● **What the task requires**
Extract the full set of records that follows, word for word.

— start of Given records —

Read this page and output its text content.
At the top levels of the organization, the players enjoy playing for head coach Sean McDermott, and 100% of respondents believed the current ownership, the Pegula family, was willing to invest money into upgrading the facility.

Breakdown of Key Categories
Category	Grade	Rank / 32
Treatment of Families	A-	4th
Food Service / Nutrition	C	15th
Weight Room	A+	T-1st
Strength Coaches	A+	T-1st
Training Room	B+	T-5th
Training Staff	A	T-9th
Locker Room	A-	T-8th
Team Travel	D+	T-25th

— end of Given records —

● **Final answer**
Read this page and output its text content.
At the top levels of the organization, the players enjoy playing for head coach Sean McDermott, and 100% of respondents believed the current ownership, the Pegula family, was willing to invest money into upgrading the facility.

Breakdown of Key Categories
Category	Grade	Rank / 32
Treatment of Families	A-	4th
Food Service / Nutrition	C	15th
Weight Room	A+	T-1st
Strength Coaches	A+	T-1st
Training Room	B+	T-5th
Training Staff	A	T-9th
Locker Room	A-	T-8th
Team Travel	D+	T-25th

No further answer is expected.